Written instruction.
Strip the pictures and reproduce the rest of the listing exactly.

++++ Records shown ++++

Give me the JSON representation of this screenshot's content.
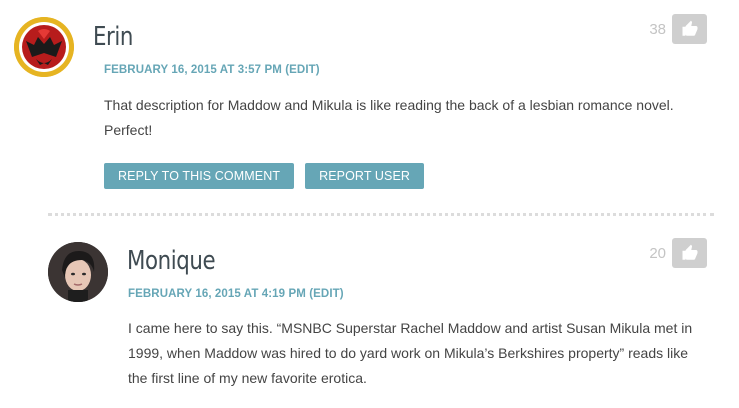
{
  "comments": [
    {
      "author": "Erin",
      "date": "FEBRUARY 16, 2015 AT 3:57 PM",
      "edit_label": "(EDIT)",
      "body": "That description for Maddow and Mikula is like reading the back of a lesbian romance novel. Perfect!",
      "votes": "38",
      "reply_label": "REPLY TO THIS COMMENT",
      "report_label": "REPORT USER",
      "avatar_icon": "batwoman-avatar-icon"
    },
    {
      "author": "Monique",
      "date": "FEBRUARY 16, 2015 AT 4:19 PM",
      "edit_label": "(EDIT)",
      "body": "I came here to say this. “MSNBC Superstar Rachel Maddow and artist Susan Mikula met in 1999, when Maddow was hired to do yard work on Mikula’s Berkshires property” reads like the first line of my new favorite erotica.",
      "votes": "20",
      "avatar_icon": "user-photo-avatar"
    }
  ],
  "colors": {
    "accent": "#66a6b6",
    "vote_button": "#cfcfcf",
    "author_text": "#3f4b52"
  }
}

++++

Exercise output.
Give me the JSON representation of this screenshot's content.
{
  "comments": [
    {
      "author": "Erin",
      "date": "FEBRUARY 16, 2015 AT 3:57 PM",
      "edit_label": "(EDIT)",
      "body": "That description for Maddow and Mikula is like reading the back of a lesbian romance novel. Perfect!",
      "votes": "38",
      "reply_label": "REPLY TO THIS COMMENT",
      "report_label": "REPORT USER",
      "avatar_icon": "batwoman-avatar-icon"
    },
    {
      "author": "Monique",
      "date": "FEBRUARY 16, 2015 AT 4:19 PM",
      "edit_label": "(EDIT)",
      "body": "I came here to say this. “MSNBC Superstar Rachel Maddow and artist Susan Mikula met in 1999, when Maddow was hired to do yard work on Mikula’s Berkshires property” reads like the first line of my new favorite erotica.",
      "votes": "20",
      "avatar_icon": "user-photo-avatar"
    }
  ],
  "colors": {
    "accent": "#66a6b6",
    "vote_button": "#cfcfcf",
    "author_text": "#3f4b52"
  }
}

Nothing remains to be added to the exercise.